● EXERCISE INSTRUCTIONS
Pull out every line with the word "halted".

##### SUPPLIED RECORDS

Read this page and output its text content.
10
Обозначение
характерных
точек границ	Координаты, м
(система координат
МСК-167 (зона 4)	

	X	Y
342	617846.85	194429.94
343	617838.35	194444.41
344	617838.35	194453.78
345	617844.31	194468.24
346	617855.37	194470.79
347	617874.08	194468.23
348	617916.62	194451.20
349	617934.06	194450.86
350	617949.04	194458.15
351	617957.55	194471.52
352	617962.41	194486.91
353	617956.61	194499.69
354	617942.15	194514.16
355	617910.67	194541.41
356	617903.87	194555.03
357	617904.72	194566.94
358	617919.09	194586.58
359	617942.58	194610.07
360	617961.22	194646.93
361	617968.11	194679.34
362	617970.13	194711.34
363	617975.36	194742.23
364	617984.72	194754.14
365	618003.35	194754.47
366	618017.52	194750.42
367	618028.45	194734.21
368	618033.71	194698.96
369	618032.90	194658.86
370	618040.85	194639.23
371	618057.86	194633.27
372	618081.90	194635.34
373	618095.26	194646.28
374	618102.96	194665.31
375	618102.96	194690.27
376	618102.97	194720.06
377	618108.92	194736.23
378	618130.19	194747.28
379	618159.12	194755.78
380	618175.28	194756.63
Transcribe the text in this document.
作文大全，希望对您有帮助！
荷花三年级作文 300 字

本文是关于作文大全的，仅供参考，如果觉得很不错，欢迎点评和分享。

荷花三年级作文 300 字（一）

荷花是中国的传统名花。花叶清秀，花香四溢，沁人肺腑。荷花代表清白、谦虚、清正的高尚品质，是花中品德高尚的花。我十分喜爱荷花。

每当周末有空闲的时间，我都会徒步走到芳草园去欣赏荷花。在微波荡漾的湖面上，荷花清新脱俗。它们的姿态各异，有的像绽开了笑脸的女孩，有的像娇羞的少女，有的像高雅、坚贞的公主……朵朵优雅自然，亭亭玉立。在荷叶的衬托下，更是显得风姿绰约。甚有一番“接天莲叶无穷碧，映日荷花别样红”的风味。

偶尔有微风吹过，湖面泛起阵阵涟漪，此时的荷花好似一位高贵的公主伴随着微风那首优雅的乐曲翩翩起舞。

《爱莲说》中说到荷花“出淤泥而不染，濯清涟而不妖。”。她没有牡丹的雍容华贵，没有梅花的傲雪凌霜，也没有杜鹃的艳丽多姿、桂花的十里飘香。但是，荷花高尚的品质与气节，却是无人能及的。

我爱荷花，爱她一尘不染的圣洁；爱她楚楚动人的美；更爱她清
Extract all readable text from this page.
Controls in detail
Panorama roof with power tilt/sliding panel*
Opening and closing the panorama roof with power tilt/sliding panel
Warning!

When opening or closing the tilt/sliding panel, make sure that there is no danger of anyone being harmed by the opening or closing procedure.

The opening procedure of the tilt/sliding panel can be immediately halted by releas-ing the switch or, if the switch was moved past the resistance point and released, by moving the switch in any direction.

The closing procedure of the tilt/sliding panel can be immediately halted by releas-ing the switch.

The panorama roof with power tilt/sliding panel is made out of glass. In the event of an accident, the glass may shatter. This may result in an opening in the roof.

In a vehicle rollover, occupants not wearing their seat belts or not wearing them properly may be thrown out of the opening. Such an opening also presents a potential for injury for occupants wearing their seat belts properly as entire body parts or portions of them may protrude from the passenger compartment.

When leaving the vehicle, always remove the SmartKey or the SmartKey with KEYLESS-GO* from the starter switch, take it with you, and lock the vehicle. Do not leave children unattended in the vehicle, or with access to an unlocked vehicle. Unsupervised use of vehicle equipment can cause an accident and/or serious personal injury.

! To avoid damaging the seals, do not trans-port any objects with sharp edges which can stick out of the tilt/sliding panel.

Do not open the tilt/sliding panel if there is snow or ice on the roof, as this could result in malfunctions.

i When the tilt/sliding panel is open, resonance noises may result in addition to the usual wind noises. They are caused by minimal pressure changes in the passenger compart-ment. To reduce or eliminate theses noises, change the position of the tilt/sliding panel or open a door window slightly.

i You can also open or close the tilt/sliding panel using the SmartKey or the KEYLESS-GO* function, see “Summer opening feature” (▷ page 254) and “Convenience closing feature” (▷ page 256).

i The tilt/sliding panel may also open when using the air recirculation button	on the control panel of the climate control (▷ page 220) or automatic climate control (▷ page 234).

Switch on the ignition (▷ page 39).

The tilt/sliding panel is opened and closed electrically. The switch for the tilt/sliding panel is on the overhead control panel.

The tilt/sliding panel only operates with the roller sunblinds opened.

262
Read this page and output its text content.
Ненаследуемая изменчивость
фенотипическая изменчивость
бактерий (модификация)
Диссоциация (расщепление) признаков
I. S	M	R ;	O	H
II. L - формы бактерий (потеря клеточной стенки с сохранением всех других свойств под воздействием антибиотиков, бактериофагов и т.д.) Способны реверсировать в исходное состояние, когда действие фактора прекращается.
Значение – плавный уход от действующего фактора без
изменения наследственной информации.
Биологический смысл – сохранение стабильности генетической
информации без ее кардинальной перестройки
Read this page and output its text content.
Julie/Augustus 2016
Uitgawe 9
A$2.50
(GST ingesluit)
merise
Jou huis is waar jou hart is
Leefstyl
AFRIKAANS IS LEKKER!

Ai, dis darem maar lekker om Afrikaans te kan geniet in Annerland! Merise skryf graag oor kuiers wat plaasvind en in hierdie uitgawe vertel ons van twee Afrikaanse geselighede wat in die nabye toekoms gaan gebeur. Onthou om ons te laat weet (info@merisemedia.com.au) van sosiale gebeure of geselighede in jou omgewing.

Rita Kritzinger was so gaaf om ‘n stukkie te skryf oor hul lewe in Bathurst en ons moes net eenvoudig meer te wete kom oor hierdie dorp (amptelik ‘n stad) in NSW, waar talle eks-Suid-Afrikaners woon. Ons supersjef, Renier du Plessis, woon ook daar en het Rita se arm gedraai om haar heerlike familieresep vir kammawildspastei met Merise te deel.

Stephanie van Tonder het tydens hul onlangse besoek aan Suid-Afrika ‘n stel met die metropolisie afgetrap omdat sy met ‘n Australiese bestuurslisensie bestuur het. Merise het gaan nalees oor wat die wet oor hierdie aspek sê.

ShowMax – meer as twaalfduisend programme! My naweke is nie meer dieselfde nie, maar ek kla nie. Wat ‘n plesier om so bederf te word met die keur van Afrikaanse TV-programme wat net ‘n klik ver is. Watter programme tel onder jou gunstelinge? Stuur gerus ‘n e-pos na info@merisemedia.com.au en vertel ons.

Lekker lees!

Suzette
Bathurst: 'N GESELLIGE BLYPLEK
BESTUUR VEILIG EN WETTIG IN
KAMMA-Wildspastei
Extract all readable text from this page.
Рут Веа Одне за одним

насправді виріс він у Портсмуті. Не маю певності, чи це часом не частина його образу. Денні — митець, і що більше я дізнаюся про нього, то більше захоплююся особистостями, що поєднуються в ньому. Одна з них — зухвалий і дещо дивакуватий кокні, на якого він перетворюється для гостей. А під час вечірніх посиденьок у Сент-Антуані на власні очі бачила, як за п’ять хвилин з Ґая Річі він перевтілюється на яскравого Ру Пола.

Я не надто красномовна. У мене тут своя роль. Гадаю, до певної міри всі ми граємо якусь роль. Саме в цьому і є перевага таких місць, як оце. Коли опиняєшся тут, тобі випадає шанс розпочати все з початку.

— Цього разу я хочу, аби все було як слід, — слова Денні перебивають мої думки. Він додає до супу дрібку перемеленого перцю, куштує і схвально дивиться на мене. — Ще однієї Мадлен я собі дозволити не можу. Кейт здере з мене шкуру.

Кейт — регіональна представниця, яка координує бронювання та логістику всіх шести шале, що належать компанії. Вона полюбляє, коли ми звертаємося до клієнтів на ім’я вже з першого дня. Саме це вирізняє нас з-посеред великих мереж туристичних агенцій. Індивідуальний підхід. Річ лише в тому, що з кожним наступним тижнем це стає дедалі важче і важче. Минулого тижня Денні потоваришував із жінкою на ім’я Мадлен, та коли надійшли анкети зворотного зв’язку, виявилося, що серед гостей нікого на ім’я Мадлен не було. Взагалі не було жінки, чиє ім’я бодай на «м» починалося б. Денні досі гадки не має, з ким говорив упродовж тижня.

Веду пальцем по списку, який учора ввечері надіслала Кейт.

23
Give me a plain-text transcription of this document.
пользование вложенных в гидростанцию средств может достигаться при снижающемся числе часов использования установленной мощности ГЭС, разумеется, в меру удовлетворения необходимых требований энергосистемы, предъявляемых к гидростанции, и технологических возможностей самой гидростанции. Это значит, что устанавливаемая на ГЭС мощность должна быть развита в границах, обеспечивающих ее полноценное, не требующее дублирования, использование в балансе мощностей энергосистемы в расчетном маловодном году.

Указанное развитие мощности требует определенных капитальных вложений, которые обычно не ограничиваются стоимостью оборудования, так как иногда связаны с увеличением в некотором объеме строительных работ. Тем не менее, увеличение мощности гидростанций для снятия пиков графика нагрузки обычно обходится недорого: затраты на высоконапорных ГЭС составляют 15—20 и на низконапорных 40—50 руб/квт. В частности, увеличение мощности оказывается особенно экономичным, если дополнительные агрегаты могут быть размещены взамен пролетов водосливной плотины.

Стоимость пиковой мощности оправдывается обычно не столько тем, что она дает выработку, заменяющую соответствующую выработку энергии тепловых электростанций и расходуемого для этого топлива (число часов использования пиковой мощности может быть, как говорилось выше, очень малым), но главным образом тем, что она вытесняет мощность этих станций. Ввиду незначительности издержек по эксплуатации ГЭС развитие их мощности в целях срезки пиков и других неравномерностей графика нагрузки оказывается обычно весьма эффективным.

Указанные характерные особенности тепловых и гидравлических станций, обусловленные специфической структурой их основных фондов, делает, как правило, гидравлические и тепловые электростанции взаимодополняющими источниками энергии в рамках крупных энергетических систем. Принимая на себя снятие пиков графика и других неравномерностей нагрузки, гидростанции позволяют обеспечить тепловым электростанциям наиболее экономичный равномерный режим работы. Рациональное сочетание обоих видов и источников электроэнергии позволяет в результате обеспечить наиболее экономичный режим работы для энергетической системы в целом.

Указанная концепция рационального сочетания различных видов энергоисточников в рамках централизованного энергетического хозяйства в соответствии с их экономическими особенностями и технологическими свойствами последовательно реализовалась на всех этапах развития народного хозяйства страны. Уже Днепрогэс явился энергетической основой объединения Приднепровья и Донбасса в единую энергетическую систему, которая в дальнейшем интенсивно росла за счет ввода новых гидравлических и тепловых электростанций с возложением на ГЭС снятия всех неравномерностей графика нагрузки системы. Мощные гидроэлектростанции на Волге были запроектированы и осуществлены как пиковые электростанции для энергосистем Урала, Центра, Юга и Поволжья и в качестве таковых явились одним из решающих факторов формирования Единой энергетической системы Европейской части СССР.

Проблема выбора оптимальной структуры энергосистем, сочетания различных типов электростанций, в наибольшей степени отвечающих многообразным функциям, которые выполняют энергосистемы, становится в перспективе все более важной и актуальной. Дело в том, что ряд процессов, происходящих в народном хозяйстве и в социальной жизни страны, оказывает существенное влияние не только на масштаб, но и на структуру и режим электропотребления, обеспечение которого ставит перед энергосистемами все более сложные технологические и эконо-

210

##########

● FULL ANSWER
The opening procedure of the tilt/sliding panel can be immediately halted by releas-ing the switch or, if the switch was moved past the resistance point and released, by moving the switch in any direction.
The closing procedure of the tilt/sliding panel can be immediately halted by releas-ing the switch.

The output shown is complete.